BEGIN TASK DATA

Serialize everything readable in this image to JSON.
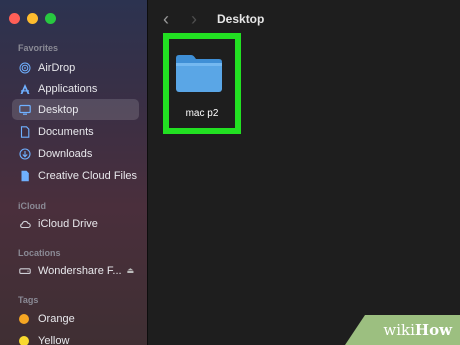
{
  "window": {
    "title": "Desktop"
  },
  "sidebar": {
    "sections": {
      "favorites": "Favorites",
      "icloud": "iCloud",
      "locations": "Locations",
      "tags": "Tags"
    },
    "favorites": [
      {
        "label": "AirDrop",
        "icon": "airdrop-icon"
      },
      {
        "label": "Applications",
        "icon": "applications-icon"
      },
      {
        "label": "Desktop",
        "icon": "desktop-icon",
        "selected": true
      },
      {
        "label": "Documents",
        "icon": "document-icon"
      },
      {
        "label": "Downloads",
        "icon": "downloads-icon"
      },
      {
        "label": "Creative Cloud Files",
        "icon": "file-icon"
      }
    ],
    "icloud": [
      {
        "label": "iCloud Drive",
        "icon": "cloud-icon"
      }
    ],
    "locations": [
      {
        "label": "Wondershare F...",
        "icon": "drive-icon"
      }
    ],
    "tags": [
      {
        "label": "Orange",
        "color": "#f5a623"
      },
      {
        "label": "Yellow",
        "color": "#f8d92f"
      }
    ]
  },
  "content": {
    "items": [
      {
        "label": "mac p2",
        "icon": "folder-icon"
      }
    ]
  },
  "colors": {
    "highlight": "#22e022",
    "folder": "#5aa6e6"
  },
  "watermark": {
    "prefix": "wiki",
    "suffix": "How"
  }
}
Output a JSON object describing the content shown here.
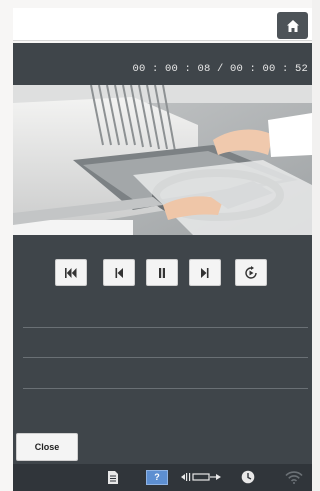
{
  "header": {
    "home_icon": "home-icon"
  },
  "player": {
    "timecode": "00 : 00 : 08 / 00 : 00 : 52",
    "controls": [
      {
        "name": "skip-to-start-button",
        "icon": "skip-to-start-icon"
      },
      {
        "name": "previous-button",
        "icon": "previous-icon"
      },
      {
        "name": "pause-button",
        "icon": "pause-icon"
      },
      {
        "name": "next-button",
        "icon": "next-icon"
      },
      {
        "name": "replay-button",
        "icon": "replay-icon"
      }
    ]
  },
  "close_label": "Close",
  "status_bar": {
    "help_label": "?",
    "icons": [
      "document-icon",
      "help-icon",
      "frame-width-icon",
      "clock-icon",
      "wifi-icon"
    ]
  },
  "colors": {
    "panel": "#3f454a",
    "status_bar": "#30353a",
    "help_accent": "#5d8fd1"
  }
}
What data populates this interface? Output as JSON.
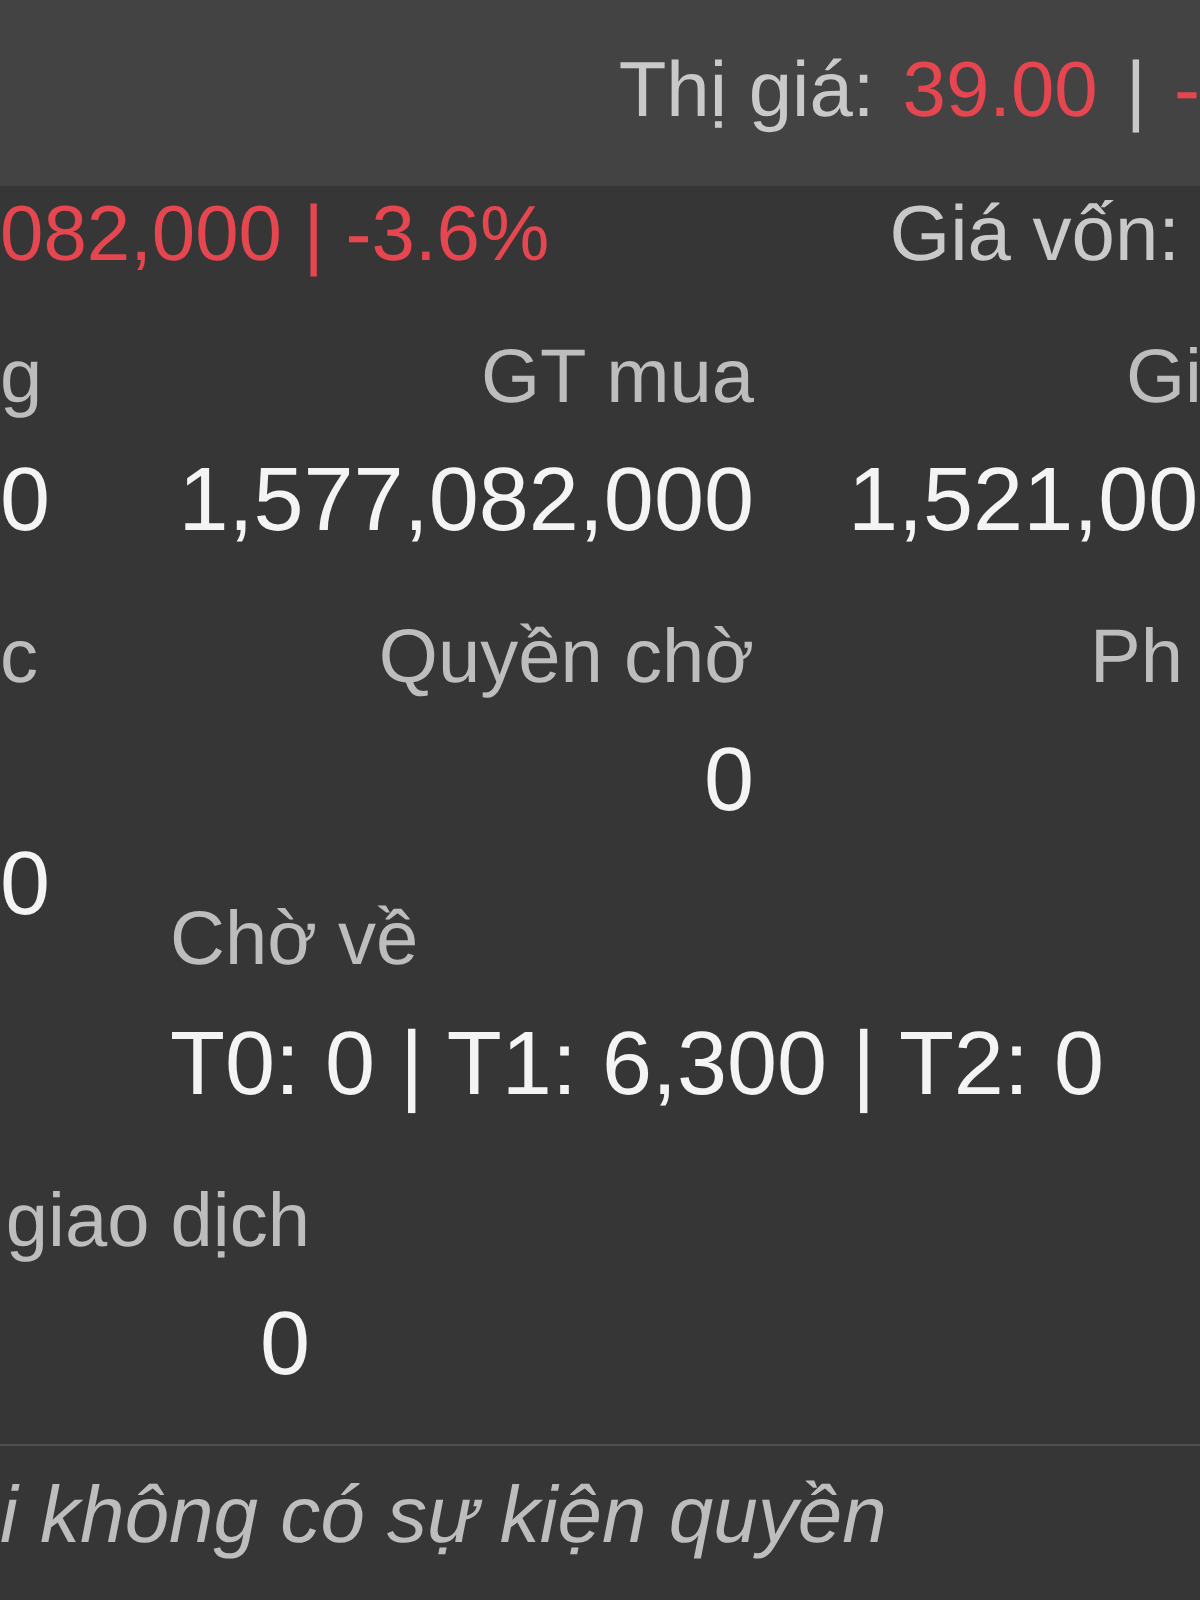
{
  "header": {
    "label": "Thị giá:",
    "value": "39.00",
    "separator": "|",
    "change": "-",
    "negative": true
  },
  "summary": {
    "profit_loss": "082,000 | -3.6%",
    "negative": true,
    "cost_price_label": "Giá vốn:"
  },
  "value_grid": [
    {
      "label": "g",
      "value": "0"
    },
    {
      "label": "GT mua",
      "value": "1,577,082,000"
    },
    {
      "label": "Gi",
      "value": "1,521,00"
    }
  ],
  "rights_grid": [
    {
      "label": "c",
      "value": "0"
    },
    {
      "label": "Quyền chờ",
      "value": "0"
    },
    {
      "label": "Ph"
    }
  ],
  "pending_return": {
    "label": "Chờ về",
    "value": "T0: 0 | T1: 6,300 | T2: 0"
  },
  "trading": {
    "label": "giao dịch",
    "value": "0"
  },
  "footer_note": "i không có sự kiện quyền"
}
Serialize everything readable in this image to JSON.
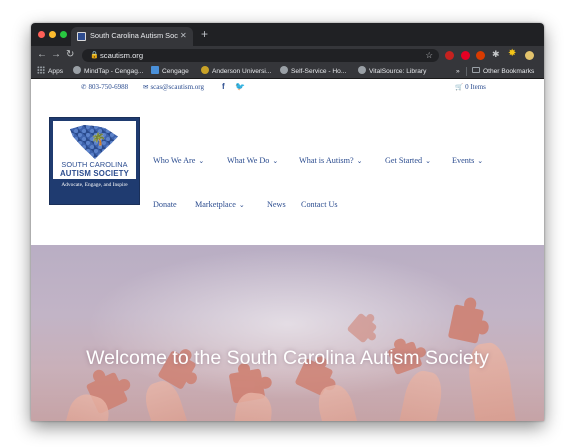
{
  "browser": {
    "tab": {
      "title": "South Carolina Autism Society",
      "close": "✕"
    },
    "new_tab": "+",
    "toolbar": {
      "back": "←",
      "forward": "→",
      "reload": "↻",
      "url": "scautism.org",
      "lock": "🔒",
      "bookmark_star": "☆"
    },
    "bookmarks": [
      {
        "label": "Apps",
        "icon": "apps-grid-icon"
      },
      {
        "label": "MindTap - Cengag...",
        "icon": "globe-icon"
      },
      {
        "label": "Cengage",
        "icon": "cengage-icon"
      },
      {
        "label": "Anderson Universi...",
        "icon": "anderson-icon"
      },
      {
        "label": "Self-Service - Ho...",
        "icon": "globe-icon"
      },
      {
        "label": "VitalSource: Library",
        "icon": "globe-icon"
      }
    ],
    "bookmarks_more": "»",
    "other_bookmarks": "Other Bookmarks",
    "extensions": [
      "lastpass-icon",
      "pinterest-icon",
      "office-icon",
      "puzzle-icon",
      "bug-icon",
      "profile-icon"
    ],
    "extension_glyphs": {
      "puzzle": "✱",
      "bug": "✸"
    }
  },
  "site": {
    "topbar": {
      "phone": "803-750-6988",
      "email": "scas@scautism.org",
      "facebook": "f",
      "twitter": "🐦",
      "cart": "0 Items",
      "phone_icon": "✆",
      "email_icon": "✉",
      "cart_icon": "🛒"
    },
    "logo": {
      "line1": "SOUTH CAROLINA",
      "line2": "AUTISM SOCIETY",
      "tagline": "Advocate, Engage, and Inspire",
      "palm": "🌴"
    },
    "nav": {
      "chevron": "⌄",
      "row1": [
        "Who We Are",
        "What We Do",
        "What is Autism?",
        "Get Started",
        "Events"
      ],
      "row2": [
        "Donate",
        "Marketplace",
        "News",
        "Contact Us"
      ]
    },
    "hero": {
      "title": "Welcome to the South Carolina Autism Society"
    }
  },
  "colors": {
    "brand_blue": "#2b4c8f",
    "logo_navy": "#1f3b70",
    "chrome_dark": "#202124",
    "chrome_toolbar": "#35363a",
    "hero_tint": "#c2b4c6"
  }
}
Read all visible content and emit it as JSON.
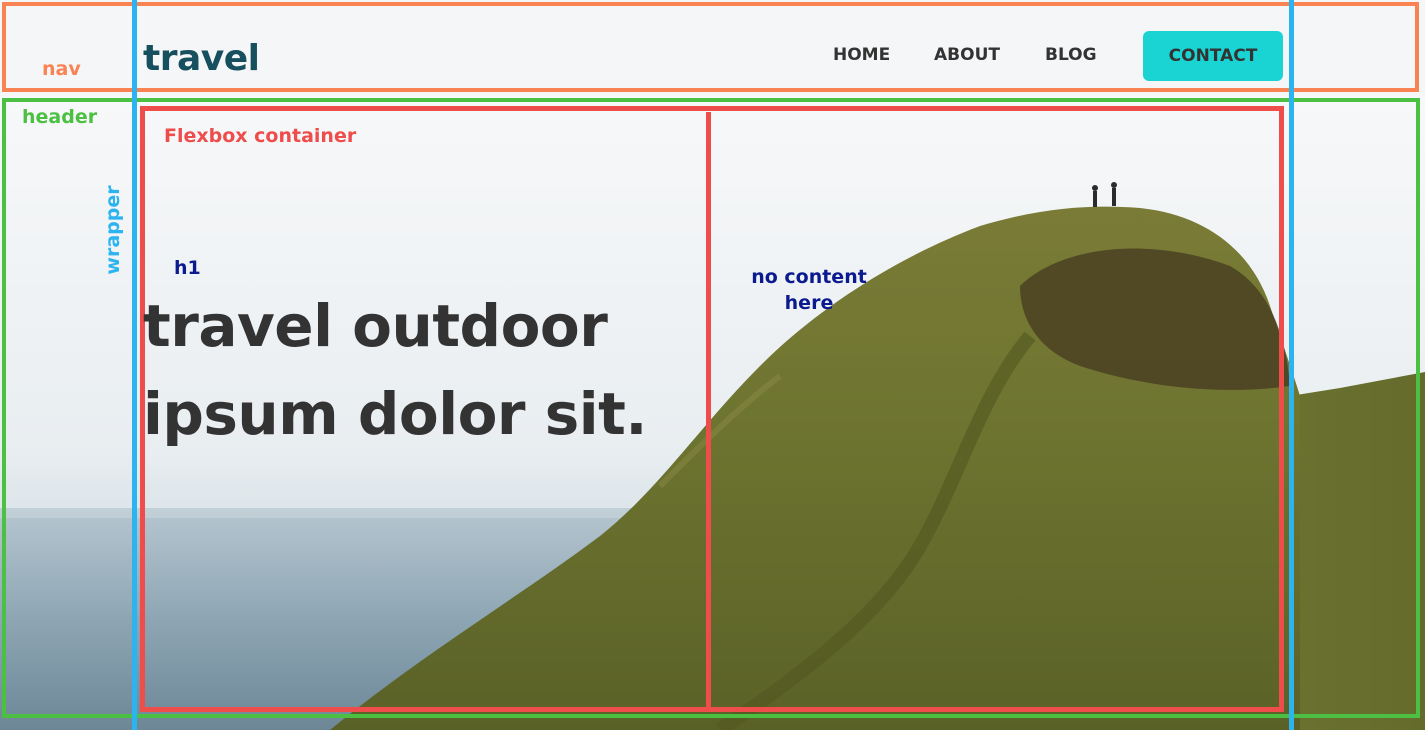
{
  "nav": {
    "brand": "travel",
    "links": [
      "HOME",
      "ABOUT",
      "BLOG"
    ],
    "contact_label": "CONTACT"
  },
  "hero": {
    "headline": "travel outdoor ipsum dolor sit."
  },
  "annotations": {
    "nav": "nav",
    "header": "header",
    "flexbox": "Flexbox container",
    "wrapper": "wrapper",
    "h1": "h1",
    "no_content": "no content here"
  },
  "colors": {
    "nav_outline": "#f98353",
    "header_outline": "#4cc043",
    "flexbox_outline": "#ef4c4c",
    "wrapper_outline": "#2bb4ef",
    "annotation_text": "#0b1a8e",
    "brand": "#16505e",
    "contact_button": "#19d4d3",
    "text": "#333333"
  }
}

END TASK DATA

Filter the records for lines holding the string "previous". Copy each one.

        "name": "previous-button",
        "icon": "previous-icon"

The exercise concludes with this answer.